AIM OF THE EXERCISE:
Copy every line in the records below that contains the word "background".

________________________

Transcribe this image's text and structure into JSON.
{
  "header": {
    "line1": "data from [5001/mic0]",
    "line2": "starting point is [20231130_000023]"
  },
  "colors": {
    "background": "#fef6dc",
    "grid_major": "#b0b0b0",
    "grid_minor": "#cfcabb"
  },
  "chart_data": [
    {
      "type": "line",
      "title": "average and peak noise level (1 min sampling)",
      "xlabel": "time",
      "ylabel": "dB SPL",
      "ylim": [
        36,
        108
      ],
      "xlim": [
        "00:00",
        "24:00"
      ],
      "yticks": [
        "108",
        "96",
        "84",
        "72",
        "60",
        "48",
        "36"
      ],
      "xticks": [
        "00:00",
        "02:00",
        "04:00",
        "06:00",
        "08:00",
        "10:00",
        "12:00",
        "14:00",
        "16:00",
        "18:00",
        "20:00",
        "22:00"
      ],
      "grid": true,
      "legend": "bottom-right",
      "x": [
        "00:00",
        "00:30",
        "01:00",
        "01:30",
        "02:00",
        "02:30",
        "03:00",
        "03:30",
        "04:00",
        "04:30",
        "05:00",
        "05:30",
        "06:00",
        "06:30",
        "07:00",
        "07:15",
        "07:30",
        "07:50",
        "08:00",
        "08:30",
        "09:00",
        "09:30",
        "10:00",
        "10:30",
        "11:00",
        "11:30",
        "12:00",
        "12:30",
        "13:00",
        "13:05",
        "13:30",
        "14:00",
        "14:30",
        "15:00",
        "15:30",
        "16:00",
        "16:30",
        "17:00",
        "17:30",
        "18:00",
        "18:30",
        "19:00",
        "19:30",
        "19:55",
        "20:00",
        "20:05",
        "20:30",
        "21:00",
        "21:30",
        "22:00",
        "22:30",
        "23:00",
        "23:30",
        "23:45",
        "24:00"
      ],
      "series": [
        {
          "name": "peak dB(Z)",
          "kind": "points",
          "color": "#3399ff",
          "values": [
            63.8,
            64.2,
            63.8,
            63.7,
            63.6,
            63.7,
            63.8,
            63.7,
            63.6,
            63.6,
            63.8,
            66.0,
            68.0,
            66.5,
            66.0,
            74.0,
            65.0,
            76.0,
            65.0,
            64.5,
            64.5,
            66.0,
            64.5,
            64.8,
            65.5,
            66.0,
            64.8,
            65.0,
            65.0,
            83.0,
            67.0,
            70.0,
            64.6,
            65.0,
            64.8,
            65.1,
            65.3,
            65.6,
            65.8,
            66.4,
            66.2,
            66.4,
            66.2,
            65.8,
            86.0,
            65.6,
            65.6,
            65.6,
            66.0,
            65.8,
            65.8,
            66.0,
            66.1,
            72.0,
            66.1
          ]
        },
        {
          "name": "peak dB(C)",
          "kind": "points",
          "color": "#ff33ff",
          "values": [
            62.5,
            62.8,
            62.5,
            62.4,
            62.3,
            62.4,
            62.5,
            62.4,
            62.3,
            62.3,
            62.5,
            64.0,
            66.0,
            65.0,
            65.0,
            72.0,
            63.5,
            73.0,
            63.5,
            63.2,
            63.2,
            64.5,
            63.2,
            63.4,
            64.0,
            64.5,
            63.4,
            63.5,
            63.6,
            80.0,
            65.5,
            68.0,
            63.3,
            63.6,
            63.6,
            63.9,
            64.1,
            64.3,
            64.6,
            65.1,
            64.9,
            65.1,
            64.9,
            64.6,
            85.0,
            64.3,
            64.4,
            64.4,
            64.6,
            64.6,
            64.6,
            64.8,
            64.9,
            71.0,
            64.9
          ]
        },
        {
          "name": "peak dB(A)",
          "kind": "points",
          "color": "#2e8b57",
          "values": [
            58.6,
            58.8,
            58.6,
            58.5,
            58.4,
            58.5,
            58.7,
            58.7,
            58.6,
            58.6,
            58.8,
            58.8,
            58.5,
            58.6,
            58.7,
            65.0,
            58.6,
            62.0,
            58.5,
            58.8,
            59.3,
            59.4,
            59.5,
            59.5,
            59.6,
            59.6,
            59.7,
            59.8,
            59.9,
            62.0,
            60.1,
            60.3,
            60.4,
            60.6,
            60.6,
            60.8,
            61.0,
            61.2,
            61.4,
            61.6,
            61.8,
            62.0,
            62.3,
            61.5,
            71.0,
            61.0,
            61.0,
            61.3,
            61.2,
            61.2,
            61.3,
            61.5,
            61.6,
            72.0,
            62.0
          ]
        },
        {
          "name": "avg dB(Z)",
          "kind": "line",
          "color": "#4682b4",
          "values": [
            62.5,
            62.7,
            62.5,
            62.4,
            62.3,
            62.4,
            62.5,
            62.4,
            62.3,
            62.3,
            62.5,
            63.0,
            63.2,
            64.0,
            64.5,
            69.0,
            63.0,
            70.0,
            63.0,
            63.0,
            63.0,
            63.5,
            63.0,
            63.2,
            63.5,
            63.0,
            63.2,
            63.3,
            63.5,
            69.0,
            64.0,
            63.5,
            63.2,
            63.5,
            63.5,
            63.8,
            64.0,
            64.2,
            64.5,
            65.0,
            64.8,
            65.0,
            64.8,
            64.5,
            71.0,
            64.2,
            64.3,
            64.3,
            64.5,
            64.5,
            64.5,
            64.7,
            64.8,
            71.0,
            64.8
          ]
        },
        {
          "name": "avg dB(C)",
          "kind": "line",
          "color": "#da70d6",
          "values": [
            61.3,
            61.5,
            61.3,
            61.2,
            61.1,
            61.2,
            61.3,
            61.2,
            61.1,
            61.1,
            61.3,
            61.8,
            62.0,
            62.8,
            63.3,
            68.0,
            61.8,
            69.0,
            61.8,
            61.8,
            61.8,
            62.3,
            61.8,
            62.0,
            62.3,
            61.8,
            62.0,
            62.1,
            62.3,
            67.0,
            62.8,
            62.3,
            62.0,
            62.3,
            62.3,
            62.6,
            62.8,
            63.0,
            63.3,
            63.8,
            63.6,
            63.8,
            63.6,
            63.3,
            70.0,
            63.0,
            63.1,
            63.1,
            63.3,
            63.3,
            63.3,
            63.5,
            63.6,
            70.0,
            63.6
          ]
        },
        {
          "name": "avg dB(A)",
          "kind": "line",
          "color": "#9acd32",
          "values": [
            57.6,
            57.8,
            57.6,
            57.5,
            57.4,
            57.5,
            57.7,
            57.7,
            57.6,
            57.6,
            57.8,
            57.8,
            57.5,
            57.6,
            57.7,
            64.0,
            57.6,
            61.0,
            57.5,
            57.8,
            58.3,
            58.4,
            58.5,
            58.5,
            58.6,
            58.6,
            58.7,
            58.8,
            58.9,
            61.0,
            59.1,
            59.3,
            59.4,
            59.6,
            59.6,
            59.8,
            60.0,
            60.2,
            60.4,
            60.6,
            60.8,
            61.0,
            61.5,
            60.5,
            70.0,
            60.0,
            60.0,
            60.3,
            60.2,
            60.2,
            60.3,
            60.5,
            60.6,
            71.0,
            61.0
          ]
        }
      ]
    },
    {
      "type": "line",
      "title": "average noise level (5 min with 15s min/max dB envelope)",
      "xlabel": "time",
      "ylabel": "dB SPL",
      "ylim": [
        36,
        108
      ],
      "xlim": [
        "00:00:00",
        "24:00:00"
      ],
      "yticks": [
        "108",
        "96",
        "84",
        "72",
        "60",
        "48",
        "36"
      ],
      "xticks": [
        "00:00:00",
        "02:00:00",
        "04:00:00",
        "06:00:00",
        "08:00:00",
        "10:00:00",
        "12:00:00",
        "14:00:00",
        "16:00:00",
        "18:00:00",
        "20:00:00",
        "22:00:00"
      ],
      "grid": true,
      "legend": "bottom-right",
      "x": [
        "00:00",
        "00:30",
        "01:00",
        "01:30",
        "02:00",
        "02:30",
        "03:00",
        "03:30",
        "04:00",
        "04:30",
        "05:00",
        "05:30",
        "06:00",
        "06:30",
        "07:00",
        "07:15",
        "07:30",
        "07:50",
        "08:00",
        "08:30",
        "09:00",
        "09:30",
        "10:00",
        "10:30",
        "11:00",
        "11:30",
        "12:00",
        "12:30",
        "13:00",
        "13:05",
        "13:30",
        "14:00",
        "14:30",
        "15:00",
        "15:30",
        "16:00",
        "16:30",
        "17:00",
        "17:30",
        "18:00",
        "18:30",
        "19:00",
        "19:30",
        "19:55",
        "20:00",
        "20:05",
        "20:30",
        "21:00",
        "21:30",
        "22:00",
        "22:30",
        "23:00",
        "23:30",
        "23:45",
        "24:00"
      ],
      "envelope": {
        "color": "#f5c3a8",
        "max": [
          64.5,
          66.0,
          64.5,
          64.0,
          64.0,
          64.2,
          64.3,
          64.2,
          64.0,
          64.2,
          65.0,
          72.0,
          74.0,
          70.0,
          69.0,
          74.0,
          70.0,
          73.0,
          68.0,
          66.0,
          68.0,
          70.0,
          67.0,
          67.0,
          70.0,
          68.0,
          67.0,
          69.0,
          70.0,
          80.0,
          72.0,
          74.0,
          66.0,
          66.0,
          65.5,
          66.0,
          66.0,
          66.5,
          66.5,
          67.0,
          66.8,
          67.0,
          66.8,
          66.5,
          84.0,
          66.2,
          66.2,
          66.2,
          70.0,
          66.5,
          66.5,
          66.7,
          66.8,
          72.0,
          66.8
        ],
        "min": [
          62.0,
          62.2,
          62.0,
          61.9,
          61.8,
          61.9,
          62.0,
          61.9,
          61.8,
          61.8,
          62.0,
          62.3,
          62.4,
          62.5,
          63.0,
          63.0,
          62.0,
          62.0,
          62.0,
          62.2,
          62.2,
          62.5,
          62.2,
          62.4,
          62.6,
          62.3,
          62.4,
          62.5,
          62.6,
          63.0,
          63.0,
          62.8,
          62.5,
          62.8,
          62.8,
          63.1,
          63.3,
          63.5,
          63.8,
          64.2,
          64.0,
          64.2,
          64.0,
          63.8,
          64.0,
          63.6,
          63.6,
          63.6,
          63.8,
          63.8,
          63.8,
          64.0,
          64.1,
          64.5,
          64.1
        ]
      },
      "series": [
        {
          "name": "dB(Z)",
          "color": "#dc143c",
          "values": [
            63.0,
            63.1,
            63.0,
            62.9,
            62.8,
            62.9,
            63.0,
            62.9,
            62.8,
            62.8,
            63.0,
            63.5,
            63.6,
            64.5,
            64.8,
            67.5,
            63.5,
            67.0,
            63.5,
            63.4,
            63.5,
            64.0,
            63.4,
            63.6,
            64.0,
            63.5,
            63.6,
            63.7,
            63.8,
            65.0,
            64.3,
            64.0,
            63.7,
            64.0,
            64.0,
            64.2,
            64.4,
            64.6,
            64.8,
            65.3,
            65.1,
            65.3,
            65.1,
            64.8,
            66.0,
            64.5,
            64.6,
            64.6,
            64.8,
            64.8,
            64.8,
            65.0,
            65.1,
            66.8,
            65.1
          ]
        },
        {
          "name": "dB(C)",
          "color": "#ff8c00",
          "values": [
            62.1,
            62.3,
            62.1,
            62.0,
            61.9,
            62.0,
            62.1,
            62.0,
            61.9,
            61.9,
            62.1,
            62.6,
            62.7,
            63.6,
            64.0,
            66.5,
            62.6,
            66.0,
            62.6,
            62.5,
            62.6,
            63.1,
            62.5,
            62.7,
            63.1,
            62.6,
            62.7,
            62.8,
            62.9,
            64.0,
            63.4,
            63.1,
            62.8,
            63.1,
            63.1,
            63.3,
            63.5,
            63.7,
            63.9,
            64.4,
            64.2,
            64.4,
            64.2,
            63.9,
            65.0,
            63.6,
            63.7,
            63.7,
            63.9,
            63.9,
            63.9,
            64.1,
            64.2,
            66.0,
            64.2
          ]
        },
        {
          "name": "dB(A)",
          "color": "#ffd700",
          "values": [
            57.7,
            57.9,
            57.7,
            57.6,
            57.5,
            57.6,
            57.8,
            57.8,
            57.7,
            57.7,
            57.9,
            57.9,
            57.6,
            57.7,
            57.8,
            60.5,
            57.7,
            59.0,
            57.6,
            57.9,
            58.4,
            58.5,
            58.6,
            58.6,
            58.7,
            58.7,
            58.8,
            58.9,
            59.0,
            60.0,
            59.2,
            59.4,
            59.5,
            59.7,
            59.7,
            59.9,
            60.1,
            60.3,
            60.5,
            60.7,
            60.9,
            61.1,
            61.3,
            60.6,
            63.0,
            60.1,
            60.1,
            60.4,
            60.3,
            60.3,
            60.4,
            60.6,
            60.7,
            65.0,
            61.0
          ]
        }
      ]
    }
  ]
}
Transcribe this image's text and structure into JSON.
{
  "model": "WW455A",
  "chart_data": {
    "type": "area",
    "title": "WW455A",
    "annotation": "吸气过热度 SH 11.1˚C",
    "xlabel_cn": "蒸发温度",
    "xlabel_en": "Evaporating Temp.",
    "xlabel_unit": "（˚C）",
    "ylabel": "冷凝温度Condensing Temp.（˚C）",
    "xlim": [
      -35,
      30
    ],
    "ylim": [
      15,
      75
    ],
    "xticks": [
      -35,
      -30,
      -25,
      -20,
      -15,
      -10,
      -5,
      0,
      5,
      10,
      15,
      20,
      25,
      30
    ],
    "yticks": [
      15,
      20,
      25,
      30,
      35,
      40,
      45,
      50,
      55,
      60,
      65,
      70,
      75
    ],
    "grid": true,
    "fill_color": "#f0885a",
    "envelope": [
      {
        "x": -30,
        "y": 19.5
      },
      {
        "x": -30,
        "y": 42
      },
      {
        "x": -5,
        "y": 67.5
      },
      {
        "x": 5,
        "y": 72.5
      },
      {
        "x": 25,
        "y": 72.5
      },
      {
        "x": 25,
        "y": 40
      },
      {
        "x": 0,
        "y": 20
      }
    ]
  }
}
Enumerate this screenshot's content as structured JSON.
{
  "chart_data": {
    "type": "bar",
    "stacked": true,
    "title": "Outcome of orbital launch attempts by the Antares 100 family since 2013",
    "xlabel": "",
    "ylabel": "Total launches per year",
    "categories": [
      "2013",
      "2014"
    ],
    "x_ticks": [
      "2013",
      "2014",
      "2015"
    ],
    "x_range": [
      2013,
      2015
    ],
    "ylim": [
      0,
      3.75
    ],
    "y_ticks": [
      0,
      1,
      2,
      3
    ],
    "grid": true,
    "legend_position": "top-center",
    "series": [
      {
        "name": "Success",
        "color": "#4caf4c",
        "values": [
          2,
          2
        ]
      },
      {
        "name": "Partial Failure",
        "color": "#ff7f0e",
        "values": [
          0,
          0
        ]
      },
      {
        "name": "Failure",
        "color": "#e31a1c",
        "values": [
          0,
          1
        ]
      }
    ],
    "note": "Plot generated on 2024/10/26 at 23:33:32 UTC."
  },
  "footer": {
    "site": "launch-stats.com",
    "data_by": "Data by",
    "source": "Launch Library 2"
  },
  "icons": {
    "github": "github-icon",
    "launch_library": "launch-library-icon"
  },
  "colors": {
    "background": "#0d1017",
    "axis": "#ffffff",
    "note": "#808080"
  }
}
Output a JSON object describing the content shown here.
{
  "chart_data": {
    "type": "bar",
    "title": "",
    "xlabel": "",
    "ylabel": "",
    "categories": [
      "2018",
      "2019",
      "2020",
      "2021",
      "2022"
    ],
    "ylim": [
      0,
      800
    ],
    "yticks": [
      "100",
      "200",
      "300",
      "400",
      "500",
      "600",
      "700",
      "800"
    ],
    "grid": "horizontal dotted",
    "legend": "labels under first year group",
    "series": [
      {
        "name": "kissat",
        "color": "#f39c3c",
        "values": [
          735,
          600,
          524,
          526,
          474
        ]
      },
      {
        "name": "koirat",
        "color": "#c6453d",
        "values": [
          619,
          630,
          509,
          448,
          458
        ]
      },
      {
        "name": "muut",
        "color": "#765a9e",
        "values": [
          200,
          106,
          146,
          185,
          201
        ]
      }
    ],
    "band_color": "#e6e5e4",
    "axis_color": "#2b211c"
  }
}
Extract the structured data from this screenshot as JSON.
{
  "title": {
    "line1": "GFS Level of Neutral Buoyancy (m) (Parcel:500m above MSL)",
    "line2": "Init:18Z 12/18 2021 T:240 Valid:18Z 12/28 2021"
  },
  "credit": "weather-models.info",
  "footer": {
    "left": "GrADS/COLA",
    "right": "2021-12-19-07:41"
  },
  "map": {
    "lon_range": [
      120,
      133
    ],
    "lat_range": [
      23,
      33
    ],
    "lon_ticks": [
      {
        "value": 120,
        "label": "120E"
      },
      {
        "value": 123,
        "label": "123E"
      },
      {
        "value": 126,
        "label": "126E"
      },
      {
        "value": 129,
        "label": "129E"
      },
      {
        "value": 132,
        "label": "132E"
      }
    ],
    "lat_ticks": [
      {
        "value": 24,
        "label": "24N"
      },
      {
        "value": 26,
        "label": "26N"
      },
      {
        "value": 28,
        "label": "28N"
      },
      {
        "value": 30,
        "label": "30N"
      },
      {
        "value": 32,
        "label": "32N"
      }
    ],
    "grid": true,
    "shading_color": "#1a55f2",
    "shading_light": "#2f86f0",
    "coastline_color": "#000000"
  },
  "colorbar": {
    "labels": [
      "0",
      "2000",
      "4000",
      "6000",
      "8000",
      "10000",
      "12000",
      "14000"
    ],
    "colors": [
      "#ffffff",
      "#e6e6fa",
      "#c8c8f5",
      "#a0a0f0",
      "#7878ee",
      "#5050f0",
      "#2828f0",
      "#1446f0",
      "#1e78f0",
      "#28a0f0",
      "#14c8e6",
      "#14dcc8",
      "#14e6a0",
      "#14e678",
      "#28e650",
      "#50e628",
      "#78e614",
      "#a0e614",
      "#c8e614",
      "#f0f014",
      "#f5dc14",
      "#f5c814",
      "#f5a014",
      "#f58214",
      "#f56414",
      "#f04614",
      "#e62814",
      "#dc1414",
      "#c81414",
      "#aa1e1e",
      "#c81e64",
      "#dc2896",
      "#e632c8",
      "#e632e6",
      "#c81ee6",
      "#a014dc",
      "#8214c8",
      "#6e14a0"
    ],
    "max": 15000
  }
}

________________________

TASK OUTPUT:
    "background": "#fef6dc",
    "background": "#0d1017",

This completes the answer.